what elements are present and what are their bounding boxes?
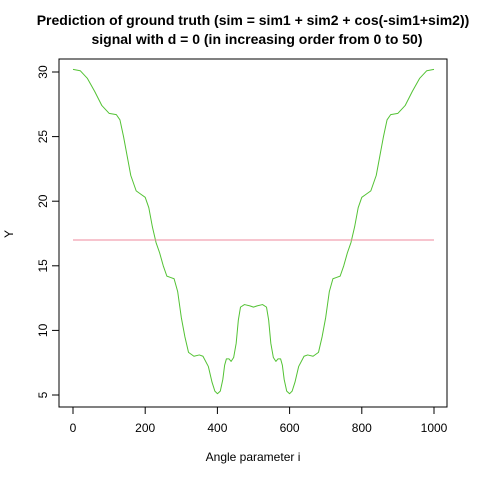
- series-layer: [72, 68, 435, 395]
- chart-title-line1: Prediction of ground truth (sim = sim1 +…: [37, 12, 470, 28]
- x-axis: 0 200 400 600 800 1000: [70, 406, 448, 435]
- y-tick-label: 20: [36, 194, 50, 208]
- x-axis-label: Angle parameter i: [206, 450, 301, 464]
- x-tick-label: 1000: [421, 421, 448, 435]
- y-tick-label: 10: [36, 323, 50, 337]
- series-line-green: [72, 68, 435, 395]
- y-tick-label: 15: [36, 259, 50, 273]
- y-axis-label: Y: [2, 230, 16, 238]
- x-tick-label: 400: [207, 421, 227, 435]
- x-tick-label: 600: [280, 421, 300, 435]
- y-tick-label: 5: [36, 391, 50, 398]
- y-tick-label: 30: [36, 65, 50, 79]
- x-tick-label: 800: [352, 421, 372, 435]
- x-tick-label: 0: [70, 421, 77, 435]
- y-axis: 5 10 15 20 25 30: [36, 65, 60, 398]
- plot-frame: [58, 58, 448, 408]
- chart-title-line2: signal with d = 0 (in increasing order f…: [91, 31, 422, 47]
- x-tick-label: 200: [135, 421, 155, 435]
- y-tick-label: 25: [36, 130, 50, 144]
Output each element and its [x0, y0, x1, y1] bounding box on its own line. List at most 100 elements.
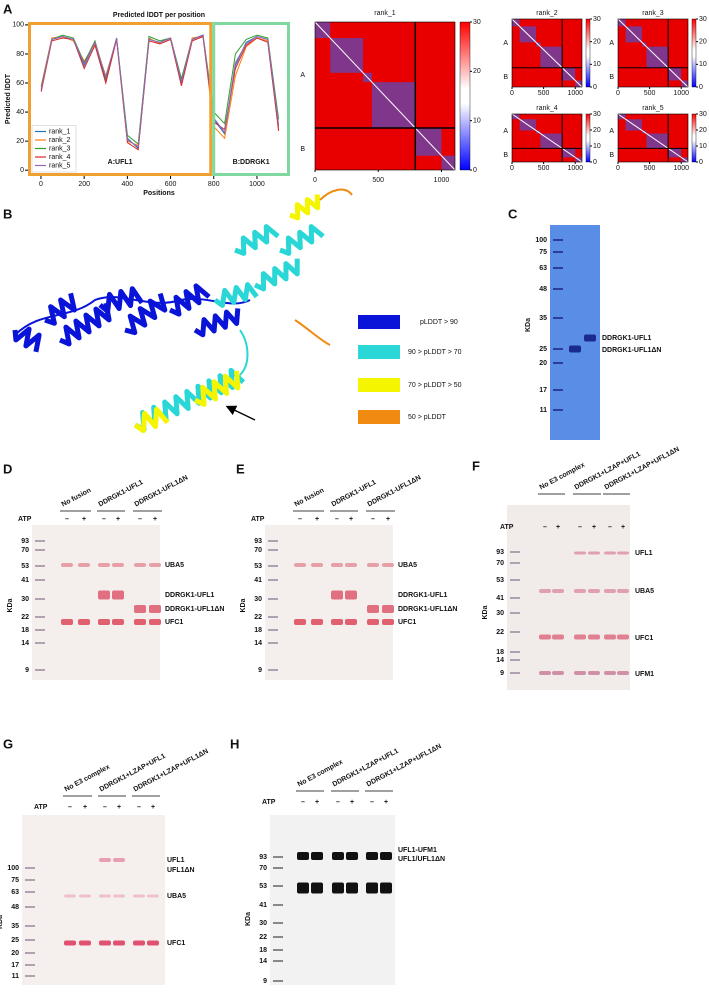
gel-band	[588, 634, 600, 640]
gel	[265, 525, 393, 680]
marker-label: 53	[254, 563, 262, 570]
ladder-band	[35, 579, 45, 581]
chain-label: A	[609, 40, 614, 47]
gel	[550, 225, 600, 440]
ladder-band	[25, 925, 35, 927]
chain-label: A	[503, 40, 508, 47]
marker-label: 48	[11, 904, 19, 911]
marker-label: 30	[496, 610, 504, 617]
........
Please give all of the material above as a JSON list of strings, with one string for each line and any blank lines left out. Leave the pictures out of your answer.

[
  "what elements are present and what are their bounding boxes?",
  "- series-layer: [72, 68, 435, 395]",
  "- chart-title-line1: Prediction of ground truth (sim = sim1 +…: [37, 12, 470, 28]",
  "- x-axis: 0 200 400 600 800 1000: [70, 406, 448, 435]",
  "- y-tick-label: 20: [36, 194, 50, 208]",
  "- x-axis-label: Angle parameter i: [206, 450, 301, 464]",
  "- x-tick-label: 1000: [421, 421, 448, 435]",
  "- y-tick-label: 10: [36, 323, 50, 337]",
  "- series-line-green: [72, 68, 435, 395]",
  "- y-tick-label: 15: [36, 259, 50, 273]",
  "- y-axis-label: Y: [2, 230, 16, 238]",
  "- x-tick-label: 400: [207, 421, 227, 435]",
  "- x-tick-label: 600: [280, 421, 300, 435]",
  "- y-tick-label: 5: [36, 391, 50, 398]",
  "- y-tick-label: 30: [36, 65, 50, 79]",
  "- x-tick-label: 800: [352, 421, 372, 435]",
  "- x-tick-label: 0: [70, 421, 77, 435]",
  "- y-axis: 5 10 15 20 25 30: [36, 65, 60, 398]",
  "- plot-frame: [58, 58, 448, 408]",
  "- chart-title-line2: signal with d = 0 (in increasing order f…: [91, 31, 422, 47]",
  "- x-tick-label: 200: [135, 421, 155, 435]",
  "- y-tick-label: 25: [36, 130, 50, 144]",
  "Output each element and its [x0, y0, x1, y1] bounding box on its own line. List at most 100 elements.",
  "gel-band\t[588, 634, 600, 640]",
  "gel\t[265, 525, 393, 680]",
  "marker-label: 53\t[254, 563, 262, 570]",
  "ladder-band\t[35, 579, 45, 581]",
  "chain-label: A\t[609, 40, 614, 47]",
  "gel\t[550, 225, 600, 440]",
  "ladder-band\t[25, 925, 35, 927]",
  "chain-label: A\t[503, 40, 508, 47]",
  "marker-label: 48\t[11, 904, 19, 911]",
  "marker-label: 30\t[496, 610, 504, 617]"
]